Dataset items:
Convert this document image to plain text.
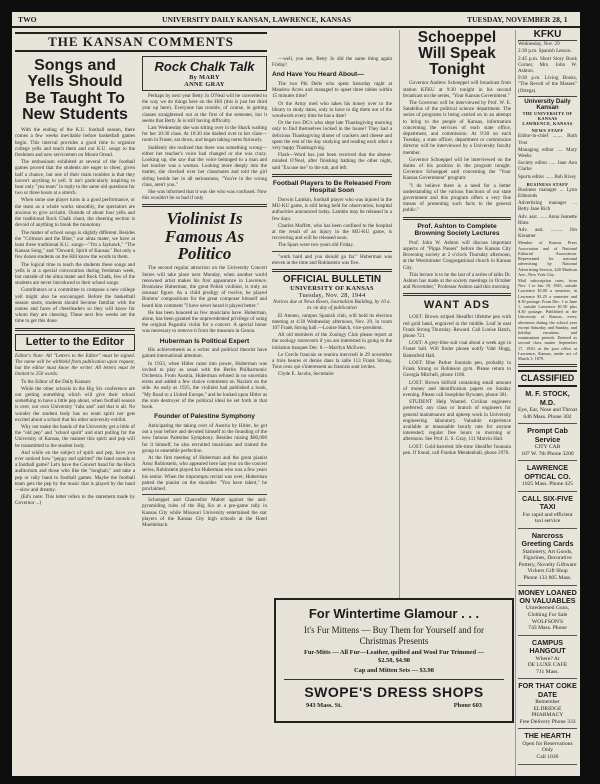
TWO	UNIVERSITY DAILY KANSAN, LAWRENCE, KANSAS	TUESDAY, NOVEMBER 28, 1
THE KANSAN COMMENTS
Songs and Yells Should Be Taught To New Students
With the ending of the K.U. football season, there comes a few weeks inevitable before basketball games begin. This interval provides a good time to organize college yells and teach them and our K.U. songs to the freshmen and new servicemen on Mount Oread.
The enthusiasm exhibited at several of the football games proved that the students are eager to cheer, given half a chance, but one of their main troubles is that they haven't anything to yell. It isn't particularly inspiring to hear only "yea team" in reply to the same old questions for two or three hours at a stretch.
When some one player turns in a good performance, or the team as a whole works smoothly, the spectators are anxious to give acclaim. Outside of about four yells and the traditional Rock Chalk chant, the cheering section is devoid of anything to break the monotony.
The matter of school songs is slightly different. Besides the "Crimson and the Blue," our alma mater, we have at least three traditional K.U. songs—"I'm a Jayhawk," "The Kansas Song," and "Onward, Spirit of Kansas." But only a few dozen students on the Hill know the words to them.
The logical time to teach the students these songs and yells is at a special convocation during freshman week, but outside of the alma mater and Rock Chalk, few of the students are never introduced to their school songs.
Contributors or a committee to compose a new college yell might also be encouraged. Before the basketball season starts, students should become familiar with the names and faces of cheerleaders so they will know for whom they are cheering. These next few weeks are the time to get this done.
Letter to the Editor
Editor's Note: All "Letters to the Editor" must be signed. The name will be withheld from publication upon request, but the editor must know the writer. All letters must be limited to 250 words.
To the Editor of the Daily Kansan:
While the other schools in the Big Six conference are out getting something which will give their school something to have a little pep about, when football season is over, our own University "rahs and" and that is all. No wonder the student body has no team spirit nor gets excited about a school that his other university exhibit.
Why not make the bands of the University get a little of the "old pep" and "school spirit" and start pulling for the University of Kansas, the manner this spirit and pep will be transmitted to the student body.
And while on the subject of spirit and pep, have you ever noticed how "peppy and spirited" the band sounds at a football game? Let's have the Concert band for the Hoch auditorium and those who like the "longhair," and take a pep or rally band to football games. Maybe the football team gets the pep by the music that is played by the band—slow and dreamy.
(Ed's note: This letter refers to the statement made by Governor ...)
Rock Chalk Talk
By MARY
ANNE GRAY
Perhaps by next year Betty Jo O'Neal will be converted to the way we do things here on the Hill (this is just her third year up here). Everyone has trouble, of course, in getting classes straightened out at the first of the semester, but it seems that Betty Jo is still having difficulty.
Last Wednesday she was sitting over in the Shack waiting for her 10:30 class. At 10:30 she dashed over to her class—room in Fraser, sat down, and began taking notes furiously.
Suddenly she realized that there was something wrong—either her teacher's voice had changed or she was crazy. Looking up, she saw that the voice belonged to a man and her teacher was a woman. Looking more deeply into the matter, she checked over her classmates and told the girl sitting beside her in all seriousness, "You're in the wrong class, aren't you."
She was informed that it was she who was confused. Now this wouldn't be so bad if only
Violinist Is Famous As Politico
The second regular attraction on the University Concert Series will take place next Monday, when another world renowned artist makes his first appearance in Lawrence. Bronislaw Huberman, the great Polish violinist, is truly an unusual figure. As a child prodigy of twelve, he played Brahms' compositions for the great composer himself and heard him comment "I have never heard it played better."
He has been honored as few musicians have. Huberman, alone, has been granted the unprecedented privilege of using the original Paganini violin for a concert. A special honor was necessary to remove it from the museum in Genoa.
Huberman Is Political Expert
His achievements as a writer and political theorist have gained international attention.
In 1933, when Hitler came into power, Huberman was invited to play as usual with the Berlin Philharmonic Orchestra. From Austria, Huberman refused in no uncertain terms and added a few choice comments on Nazism on the side. As early as 1925, the violinist had published a book, "My Road to a United Europe," and he looked upon Hitler as the sure destroyer of the political ideal he set forth in that book.
Founder of Palestine Symphony
Anticipating the taking over of Austria by Hitler, he got out a year before and devoted himself to the founding of the now famous Palestine Symphony. Besides raising $80,000 for it himself, he also recruited musicians and trained the group to ensemble perfection.
At the first meeting of Huberman and the great pianist Artur Rubinstein, who appeared here last year on the concert series, Rubinstein played for Huberman who was a few years his senior. When the impromptu recital was over, Huberman patted the pianist on the shoulder. "You have talent," he proclaimed.
Schoeppel and Chancellor Malott against the anti-pyramiding rules of the Big Six at a pre-game rally in Kansas City while Missouri University entertained the star players of the Kansas City high schools at the Hotel Muehlebach.
—well, you see, Betty Jo did the same thing again Friday!
And Have You Heard About—
The two Phi Delts who spent Saturday night at Meadow Acres and managed to upset three tables within 15 minutes time?
Or the Army med who takes his honey over to the library to study dates, only to have to dig them out of the woodwork every time he has a date?
Or the two DG's who slept late Thanksgiving morning only to find themselves locked in the house? They had a delicious Thanksgiving dinner of crackers and cheese and spent the rest of the day studying and reading each other a very happy Thanksgiving.
Flash—Word has just been received that the absent-minded O'Neal, after finishing bathing the other night, said "Excuse me" to the tub, and left.
Football Players to Be Released From Hospital Soon
Dorwin Lamkin, football player who was injured in the MU-KU game, is still being held for observation, hospital authorities announced today. Lamkin may be released in a few days.
Charles Moffett, who has been confined to the hospital at the result of an injury in the MU-KU game, is recovering and will be released soon.
The Spars were two years old Friday.
"work hard and you should go far." Huberman was eleven at the time and Rubinstein was five.
OFFICIAL BULLETIN
UNIVERSITY OF KANSAS
Tuesday, Nov. 28, 1944
Notices due at News Room, Journalism Building, by 10 a. m. on day of publication
El Ateneo, campus Spanish club, will hold its election meeting at 4:30 Wednesday afternoon, Nov. 29, in room 107 Frank Strong hall.—Louise Hatch, vice-president.
All old members of the Zoology Club please report at the zoology storeroom if you are interested in going to the initiation banquet Dec. 8.—Marilyn McEwen.
Le Cercle francais se reunira mercredi le 29 novembre a trois heures et demie dans la salle 113 Frank Strong. Tous ceux qui s'interessent au francais sont invites.
Clyde E. Jacobs, Secretaire
Schoeppel Will Speak Tonight
Governor Andrew Schoeppel will broadcast from station KFKU at 9:30 tonight in his second broadcast on the series, "Your Kansas Government."
The Governor will be interviewed by Prof. W. E. Sandelius of the political science department. The series of programs is being carried on in an attempt to bring to the people of Kansas, information concerning the services of each state office, department, and commission. At 9:30 on each Tuesday, a state officer, department or commission director will be interviewed by a University faculty member.
Governor Schoeppel will be interviewed on the duties of his position in the program tonight. Governor Schoeppel said concerning the "Your Kansas Government" program:
"I do believe there is a need for a better understanding of the various functions of our state government and this program offers a very fine means of presenting such facts to the general public."
Prof. Ashton to Complete Browning Society Lectures
Prof. John W. Ashton will discuss important aspects of "Pippa Passes" before the Kansas City Browning society at 2 o'clock Thursday afternoon, at the Westminster Congregational church in Kansas City.
This lecture is to be the last of a series of talks Dr. Ashton has made at the society meetings in October and November," Professor Ashton said this morning.
WANT ADS
LOST: Brown striped Sheaffer lifetime pen with red gold band, engraved in the middle. Leaf in east Frank Strong Thursday. Reward. Call Louise Hatch, phone 721.
LOST: A grey-blue suit coat about a week ago in Fraser hall. Will finder please notify Vahl Hogg, Battenfeld Hall.
LOST: Blue Parker fountain pen, probably in Frank Strong or Robinson gym. Please return to Georgia Mitchell, phone 1186.
LOST: Brown billfold containing small amount of money and identification papers on Sunday evening. Please call Josephine Bywater, phone 381.
STUDENT Help Wanted. Civilian engineers preferred; any class or branch of engineers for general maintenance and upkeep work in University engineering laboratory. Valuable experience available at reasonable hourly rate for anyone interested; regular free hours in morning or afternoon. See Prof. E. S. Gray, 111 Marvin Hall.
LOST: Gold-barreled life-time Sheaffer fountain pen. If found, call Frankie Mendenhall, phone 2976.
KFKU
Wednesday, Nov. 29
2:30 p.m. Spanish Lesson.
2:45 p.m. Short Story Book Corner, Mrs. John W. Ashton.
9:30 p.m. Living Books, "The Revolt of the Masses" (Ortega).
University Daily Kansan
THE UNIVERSITY OF KANSAS
LAWRENCE, KANSAS
NEWS STAFF
Editor-in-chief ........ Ruth Yost
Managing editor .... Mary Weeks
Society editor ..... Jane Ann Clarke
Sports editor ...... Bob Rixey
BUSINESS STAFF
Business manager ... Lynn Edmonds
Advertising manager ... Betty Jane Rich
Adv. asst. ...... Anna Jeanette Rhea
Adv. asst. ......... Jim Kreamer
Member of Kansas Press Association and of National Editorial Association. Represented for national advertising by National Advertising Service, 420 Madison Ave., New York City.
Mail subscription rates, from Nov. 1 to Jan. 19, 1945, outside Lawrence $1.00 a semester, in Lawrence $1.25 a semester and $.30 postage. From Dec. 1 to June 1, outside Lawrence $1.50 plus $.30 postage. Published at the University of Kansas, every afternoon during the school year except Saturday and Sunday, and holiday vacations and examination periods. Entered as second class matter September 17, 1910, at the post office at Lawrence, Kansas, under act of March 3, 1879.
CLASSIFIED
M. F. STOCK, M.D.
Eye, Ear, Nose and Throat
646 Mass. Phone 302
Prompt Cab Service
CITY CAB
107 W. 7th Phone 3200
LAWRENCE OPTICAL CO.
1025 Mass. Phone 425
CALL SIX-FIVE TAXI
For rapid and efficient taxi service
Narcross Greeting Cards
Stationery, Art Goods, Figurines, Decorative Pottery, Novelty Giftware
Vickers Gift Shop
Phone 133 805 Mass.
MONEY LOANED ON VALUABLES
Unredeemed Guns, Clothing For Sale
WOLFSON'S
743 Mass. Phone
CAMPUS HANGOUT
Where? At
DE LUXE CAFE
711 Mass.
FOR THAT COKE DATE
Remember
ELDRIDGE PHARMACY
Free Delivery Phone 333
THE HEARTH
Open for Reservations Only
Call 1036
For Wintertime Glamour . . .
It's Fur Mittens — Buy Them for Yourself and for Christmas Presents
Fur-Mitts — All Fur—Leather, quilted and Wool Fur Trimmed — $2.50, $4.98
Cap and Mitten Sets — $3.98
SWOPE'S DRESS SHOPS
943 Mass. St.	Phone 603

- [WORK REQUIRED] In the lines above, locate the string "Palestine". Copy every line where it occurs.

- [FULL RESPONSE]
Founder of Palestine Symphony
Anticipating the taking over of Austria by Hitler, he got out a year before and devoted himself to the founding of the now famous Palestine Symphony. Besides raising $80,000 for it himself, he also recruited musicians and trained the group to ensemble perfection.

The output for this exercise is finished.